** TASK GOAL **
Only the pictures are left out: repeat the rest of the entries exactly.

╭──

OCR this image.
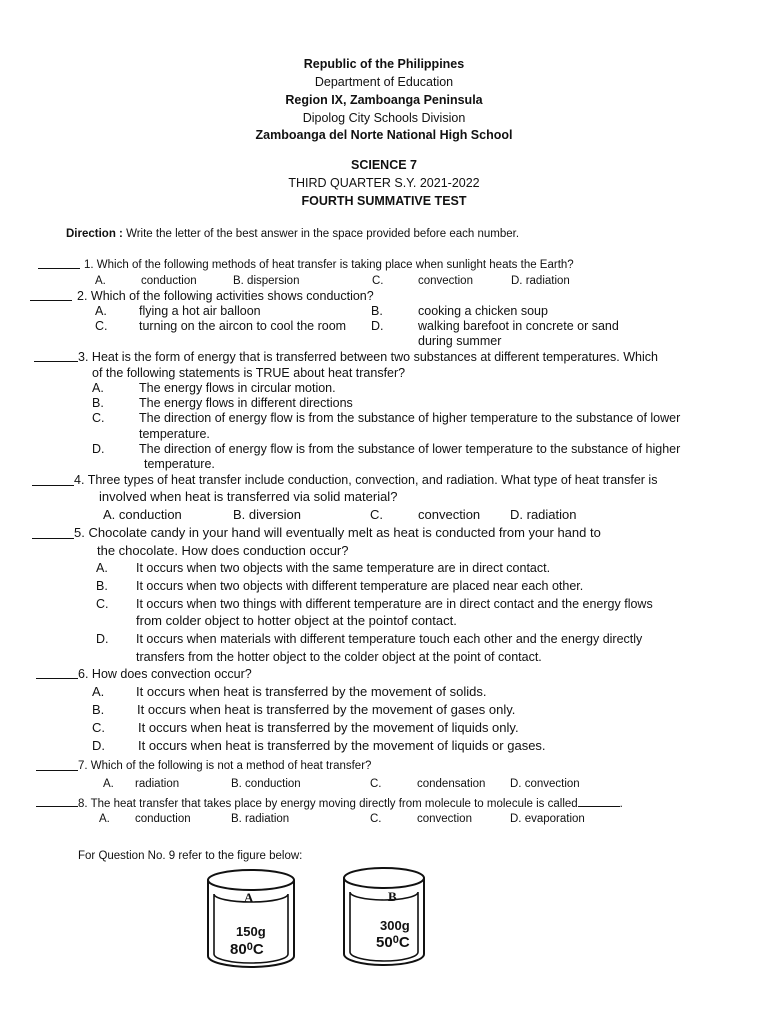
Republic of the Philippines
Department of Education
Region IX, Zamboanga Peninsula
Dipolog City Schools Division
Zamboanga del Norte National High School
SCIENCE 7
THIRD QUARTER S.Y. 2021-2022
FOURTH SUMMATIVE TEST
Direction : Write the letter of the best answer in the space provided before each number.
1. Which of the following methods of heat transfer is taking place when sunlight heats the Earth?
A.	conduction	B. dispersion	C.	convection	D. radiation
2. Which of the following activities shows conduction?
A.	flying a hot air balloon	B.	cooking a chicken soup
C.	turning on the aircon to cool the room D.	walking barefoot in concrete or sand
during summer
3. Heat is the form of energy that is transferred between two substances at different temperatures. Which
of the following statements is TRUE about heat transfer?
A.	The energy flows in circular motion.
B.	The energy flows in different directions
C.	The direction of energy flow is from the substance of higher temperature to the substance of lower
temperature.
D.	The direction of energy flow is from the substance of lower temperature to the substance of higher
temperature.
4. Three types of heat transfer include conduction, convection, and radiation. What type of heat transfer is
involved when heat is transferred via solid material?
A. conduction	B. diversion	C.	convection D. radiation
5. Chocolate candy in your hand will eventually melt as heat is conducted from your hand to
the chocolate. How does conduction occur?
A. It occurs when two objects with the same temperature are in direct contact.
B. It occurs when two objects with different temperature are placed near each other.
C. It occurs when two things with different temperature are in direct contact and the energy flows
from colder object to hotter object at the pointof contact.
D. It occurs when materials with different temperature touch each other and the energy directly
transfers from the hotter object to the colder object at the point of contact.
6. How does convection occur?
A. It occurs when heat is transferred by the movement of solids.
B.	It occurs when heat is transferred by the movement of gases only.
C.	It occurs when heat is transferred by the movement of liquids only.
D.	It occurs when heat is transferred by the movement of liquids or gases.
7. Which of the following is not a method of heat transfer?
A. radiation	B. conduction	C.	condensation D. convection
8. The heat transfer that takes place by energy moving directly from molecule to molecule is called	.
A. conduction	B. radiation	C.	convection	D. evaporation
For Question No. 9 refer to the figure below:
A
150g
$80^0C$
B
300g
$50^0C$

╰──

** ANSWER **
OCR this image.
Republic of the Philippines
Department of Education
Region IX, Zamboanga Peninsula
Dipolog City Schools Division
Zamboanga del Norte National High School
SCIENCE 7
THIRD QUARTER S.Y. 2021-2022
FOURTH SUMMATIVE TEST
Direction : Write the letter of the best answer in the space provided before each number.
1. Which of the following methods of heat transfer is taking place when sunlight heats the Earth?
A.	conduction	B. dispersion	C.	convection	D. radiation
2. Which of the following activities shows conduction?
A.	flying a hot air balloon	B.	cooking a chicken soup
C.	turning on the aircon to cool the room D.	walking barefoot in concrete or sand
during summer
3. Heat is the form of energy that is transferred between two substances at different temperatures. Which
of the following statements is TRUE about heat transfer?
A.	The energy flows in circular motion.
B.	The energy flows in different directions
C.	The direction of energy flow is from the substance of higher temperature to the substance of lower
temperature.
D.	The direction of energy flow is from the substance of lower temperature to the substance of higher
temperature.
4. Three types of heat transfer include conduction, convection, and radiation. What type of heat transfer is
involved when heat is transferred via solid material?
A. conduction	B. diversion	C.	convection D. radiation
5. Chocolate candy in your hand will eventually melt as heat is conducted from your hand to
the chocolate. How does conduction occur?
A. It occurs when two objects with the same temperature are in direct contact.
B. It occurs when two objects with different temperature are placed near each other.
C. It occurs when two things with different temperature are in direct contact and the energy flows
from colder object to hotter object at the pointof contact.
D. It occurs when materials with different temperature touch each other and the energy directly
transfers from the hotter object to the colder object at the point of contact.
6. How does convection occur?
A. It occurs when heat is transferred by the movement of solids.
B.	It occurs when heat is transferred by the movement of gases only.
C.	It occurs when heat is transferred by the movement of liquids only.
D.	It occurs when heat is transferred by the movement of liquids or gases.
7. Which of the following is not a method of heat transfer?
A. radiation	B. conduction	C.	condensation D. convection
8. The heat transfer that takes place by energy moving directly from molecule to molecule is called	.
A. conduction	B. radiation	C.	convection	D. evaporation
For Question No. 9 refer to the figure below:
A
150g
$80^0C$
B
300g
$50^0C$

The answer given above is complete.